=== ENTRIES PROVIDED ===
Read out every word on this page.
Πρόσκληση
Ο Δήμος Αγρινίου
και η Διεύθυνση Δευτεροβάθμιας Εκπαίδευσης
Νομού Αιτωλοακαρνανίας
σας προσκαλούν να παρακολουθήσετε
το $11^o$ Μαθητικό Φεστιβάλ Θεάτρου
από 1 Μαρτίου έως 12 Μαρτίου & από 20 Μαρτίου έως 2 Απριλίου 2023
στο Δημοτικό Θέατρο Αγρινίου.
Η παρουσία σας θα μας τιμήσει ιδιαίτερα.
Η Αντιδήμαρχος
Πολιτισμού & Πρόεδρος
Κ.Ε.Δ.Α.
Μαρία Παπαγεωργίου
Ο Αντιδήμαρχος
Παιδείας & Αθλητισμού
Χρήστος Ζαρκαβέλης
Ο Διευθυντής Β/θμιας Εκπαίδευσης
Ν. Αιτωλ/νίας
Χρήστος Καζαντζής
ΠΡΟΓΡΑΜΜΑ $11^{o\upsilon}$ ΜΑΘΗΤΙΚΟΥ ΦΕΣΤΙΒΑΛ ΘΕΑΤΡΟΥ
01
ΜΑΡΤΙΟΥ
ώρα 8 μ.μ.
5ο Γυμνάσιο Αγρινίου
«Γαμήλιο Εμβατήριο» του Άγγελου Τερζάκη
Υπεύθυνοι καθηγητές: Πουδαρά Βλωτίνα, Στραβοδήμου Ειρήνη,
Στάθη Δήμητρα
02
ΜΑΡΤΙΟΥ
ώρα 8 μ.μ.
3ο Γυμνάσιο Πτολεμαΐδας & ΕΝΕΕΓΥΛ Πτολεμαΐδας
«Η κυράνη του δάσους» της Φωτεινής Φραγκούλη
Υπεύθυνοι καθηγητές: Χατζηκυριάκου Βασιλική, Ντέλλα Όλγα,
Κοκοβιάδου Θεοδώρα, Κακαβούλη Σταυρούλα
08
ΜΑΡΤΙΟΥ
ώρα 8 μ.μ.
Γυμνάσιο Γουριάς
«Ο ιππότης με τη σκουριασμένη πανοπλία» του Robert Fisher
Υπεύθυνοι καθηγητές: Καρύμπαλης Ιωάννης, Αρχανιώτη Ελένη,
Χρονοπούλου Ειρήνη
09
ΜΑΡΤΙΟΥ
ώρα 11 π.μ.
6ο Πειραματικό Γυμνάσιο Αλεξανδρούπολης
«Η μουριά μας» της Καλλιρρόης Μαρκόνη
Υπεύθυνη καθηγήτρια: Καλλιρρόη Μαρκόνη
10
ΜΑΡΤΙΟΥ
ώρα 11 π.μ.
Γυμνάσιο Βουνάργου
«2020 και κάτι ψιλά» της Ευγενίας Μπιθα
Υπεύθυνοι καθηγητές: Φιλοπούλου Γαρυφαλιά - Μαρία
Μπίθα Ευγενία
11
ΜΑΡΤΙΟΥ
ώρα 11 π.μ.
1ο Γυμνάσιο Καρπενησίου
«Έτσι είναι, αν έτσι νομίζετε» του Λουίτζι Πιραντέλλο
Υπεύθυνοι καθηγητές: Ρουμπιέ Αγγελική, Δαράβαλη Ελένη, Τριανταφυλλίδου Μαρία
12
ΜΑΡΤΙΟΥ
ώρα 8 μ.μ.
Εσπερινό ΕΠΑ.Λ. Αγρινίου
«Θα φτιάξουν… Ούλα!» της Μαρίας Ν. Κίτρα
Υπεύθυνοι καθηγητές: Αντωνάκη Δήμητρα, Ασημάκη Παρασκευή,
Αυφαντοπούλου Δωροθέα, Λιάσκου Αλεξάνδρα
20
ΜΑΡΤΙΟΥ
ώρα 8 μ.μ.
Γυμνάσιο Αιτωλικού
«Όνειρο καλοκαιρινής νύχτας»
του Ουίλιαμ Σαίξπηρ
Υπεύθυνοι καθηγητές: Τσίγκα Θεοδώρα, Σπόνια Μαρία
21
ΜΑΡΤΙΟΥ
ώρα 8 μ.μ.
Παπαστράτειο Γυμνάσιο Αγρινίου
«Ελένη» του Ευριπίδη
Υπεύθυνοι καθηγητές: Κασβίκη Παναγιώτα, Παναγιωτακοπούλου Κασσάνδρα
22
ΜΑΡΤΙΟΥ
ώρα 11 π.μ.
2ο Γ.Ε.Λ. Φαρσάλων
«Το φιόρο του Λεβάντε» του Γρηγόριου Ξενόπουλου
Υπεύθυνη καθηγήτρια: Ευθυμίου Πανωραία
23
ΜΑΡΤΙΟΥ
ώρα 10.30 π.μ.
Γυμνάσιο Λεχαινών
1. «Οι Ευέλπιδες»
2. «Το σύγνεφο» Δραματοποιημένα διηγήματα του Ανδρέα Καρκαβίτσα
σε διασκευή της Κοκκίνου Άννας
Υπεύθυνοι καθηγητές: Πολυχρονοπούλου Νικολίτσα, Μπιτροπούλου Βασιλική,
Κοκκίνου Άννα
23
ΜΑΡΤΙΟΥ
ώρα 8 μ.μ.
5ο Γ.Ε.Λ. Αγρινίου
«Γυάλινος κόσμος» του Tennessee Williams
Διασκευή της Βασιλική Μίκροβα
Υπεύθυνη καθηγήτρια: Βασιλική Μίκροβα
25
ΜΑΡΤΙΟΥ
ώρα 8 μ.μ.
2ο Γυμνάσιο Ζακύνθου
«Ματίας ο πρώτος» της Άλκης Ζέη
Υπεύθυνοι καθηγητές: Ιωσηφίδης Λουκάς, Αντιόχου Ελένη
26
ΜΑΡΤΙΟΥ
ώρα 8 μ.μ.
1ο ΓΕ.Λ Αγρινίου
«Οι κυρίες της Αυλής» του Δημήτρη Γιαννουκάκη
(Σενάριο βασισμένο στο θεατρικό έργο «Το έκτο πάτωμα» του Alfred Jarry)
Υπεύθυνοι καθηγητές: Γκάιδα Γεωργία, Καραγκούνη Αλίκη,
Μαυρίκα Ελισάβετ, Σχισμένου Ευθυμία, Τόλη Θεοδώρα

=== EXERCISE INSTRUCTIONS ===
Output each entry precisely as given.

=== RESPONSE TO THIS EXERCISE ===
Read out every word on this page.
Πρόσκληση
Ο Δήμος Αγρινίου
και η Διεύθυνση Δευτεροβάθμιας Εκπαίδευσης
Νομού Αιτωλοακαρνανίας
σας προσκαλούν να παρακολουθήσετε
το $11^o$ Μαθητικό Φεστιβάλ Θεάτρου
από 1 Μαρτίου έως 12 Μαρτίου & από 20 Μαρτίου έως 2 Απριλίου 2023
στο Δημοτικό Θέατρο Αγρινίου.
Η παρουσία σας θα μας τιμήσει ιδιαίτερα.
Η Αντιδήμαρχος
Πολιτισμού & Πρόεδρος
Κ.Ε.Δ.Α.
Μαρία Παπαγεωργίου
Ο Αντιδήμαρχος
Παιδείας & Αθλητισμού
Χρήστος Ζαρκαβέλης
Ο Διευθυντής Β/θμιας Εκπαίδευσης
Ν. Αιτωλ/νίας
Χρήστος Καζαντζής
ΠΡΟΓΡΑΜΜΑ $11^{o\upsilon}$ ΜΑΘΗΤΙΚΟΥ ΦΕΣΤΙΒΑΛ ΘΕΑΤΡΟΥ
01
ΜΑΡΤΙΟΥ
ώρα 8 μ.μ.
5ο Γυμνάσιο Αγρινίου
«Γαμήλιο Εμβατήριο» του Άγγελου Τερζάκη
Υπεύθυνοι καθηγητές: Πουδαρά Βλωτίνα, Στραβοδήμου Ειρήνη,
Στάθη Δήμητρα
02
ΜΑΡΤΙΟΥ
ώρα 8 μ.μ.
3ο Γυμνάσιο Πτολεμαΐδας & ΕΝΕΕΓΥΛ Πτολεμαΐδας
«Η κυράνη του δάσους» της Φωτεινής Φραγκούλη
Υπεύθυνοι καθηγητές: Χατζηκυριάκου Βασιλική, Ντέλλα Όλγα,
Κοκοβιάδου Θεοδώρα, Κακαβούλη Σταυρούλα
08
ΜΑΡΤΙΟΥ
ώρα 8 μ.μ.
Γυμνάσιο Γουριάς
«Ο ιππότης με τη σκουριασμένη πανοπλία» του Robert Fisher
Υπεύθυνοι καθηγητές: Καρύμπαλης Ιωάννης, Αρχανιώτη Ελένη,
Χρονοπούλου Ειρήνη
09
ΜΑΡΤΙΟΥ
ώρα 11 π.μ.
6ο Πειραματικό Γυμνάσιο Αλεξανδρούπολης
«Η μουριά μας» της Καλλιρρόης Μαρκόνη
Υπεύθυνη καθηγήτρια: Καλλιρρόη Μαρκόνη
10
ΜΑΡΤΙΟΥ
ώρα 11 π.μ.
Γυμνάσιο Βουνάργου
«2020 και κάτι ψιλά» της Ευγενίας Μπιθα
Υπεύθυνοι καθηγητές: Φιλοπούλου Γαρυφαλιά - Μαρία
Μπίθα Ευγενία
11
ΜΑΡΤΙΟΥ
ώρα 11 π.μ.
1ο Γυμνάσιο Καρπενησίου
«Έτσι είναι, αν έτσι νομίζετε» του Λουίτζι Πιραντέλλο
Υπεύθυνοι καθηγητές: Ρουμπιέ Αγγελική, Δαράβαλη Ελένη, Τριανταφυλλίδου Μαρία
12
ΜΑΡΤΙΟΥ
ώρα 8 μ.μ.
Εσπερινό ΕΠΑ.Λ. Αγρινίου
«Θα φτιάξουν… Ούλα!» της Μαρίας Ν. Κίτρα
Υπεύθυνοι καθηγητές: Αντωνάκη Δήμητρα, Ασημάκη Παρασκευή,
Αυφαντοπούλου Δωροθέα, Λιάσκου Αλεξάνδρα
20
ΜΑΡΤΙΟΥ
ώρα 8 μ.μ.
Γυμνάσιο Αιτωλικού
«Όνειρο καλοκαιρινής νύχτας»
του Ουίλιαμ Σαίξπηρ
Υπεύθυνοι καθηγητές: Τσίγκα Θεοδώρα, Σπόνια Μαρία
21
ΜΑΡΤΙΟΥ
ώρα 8 μ.μ.
Παπαστράτειο Γυμνάσιο Αγρινίου
«Ελένη» του Ευριπίδη
Υπεύθυνοι καθηγητές: Κασβίκη Παναγιώτα, Παναγιωτακοπούλου Κασσάνδρα
22
ΜΑΡΤΙΟΥ
ώρα 11 π.μ.
2ο Γ.Ε.Λ. Φαρσάλων
«Το φιόρο του Λεβάντε» του Γρηγόριου Ξενόπουλου
Υπεύθυνη καθηγήτρια: Ευθυμίου Πανωραία
23
ΜΑΡΤΙΟΥ
ώρα 10.30 π.μ.
Γυμνάσιο Λεχαινών
1. «Οι Ευέλπιδες»
2. «Το σύγνεφο» Δραματοποιημένα διηγήματα του Ανδρέα Καρκαβίτσα
σε διασκευή της Κοκκίνου Άννας
Υπεύθυνοι καθηγητές: Πολυχρονοπούλου Νικολίτσα, Μπιτροπούλου Βασιλική,
Κοκκίνου Άννα
23
ΜΑΡΤΙΟΥ
ώρα 8 μ.μ.
5ο Γ.Ε.Λ. Αγρινίου
«Γυάλινος κόσμος» του Tennessee Williams
Διασκευή της Βασιλική Μίκροβα
Υπεύθυνη καθηγήτρια: Βασιλική Μίκροβα
25
ΜΑΡΤΙΟΥ
ώρα 8 μ.μ.
2ο Γυμνάσιο Ζακύνθου
«Ματίας ο πρώτος» της Άλκης Ζέη
Υπεύθυνοι καθηγητές: Ιωσηφίδης Λουκάς, Αντιόχου Ελένη
26
ΜΑΡΤΙΟΥ
ώρα 8 μ.μ.
1ο ΓΕ.Λ Αγρινίου
«Οι κυρίες της Αυλής» του Δημήτρη Γιαννουκάκη
(Σενάριο βασισμένο στο θεατρικό έργο «Το έκτο πάτωμα» του Alfred Jarry)
Υπεύθυνοι καθηγητές: Γκάιδα Γεωργία, Καραγκούνη Αλίκη,
Μαυρίκα Ελισάβετ, Σχισμένου Ευθυμία, Τόλη Θεοδώρα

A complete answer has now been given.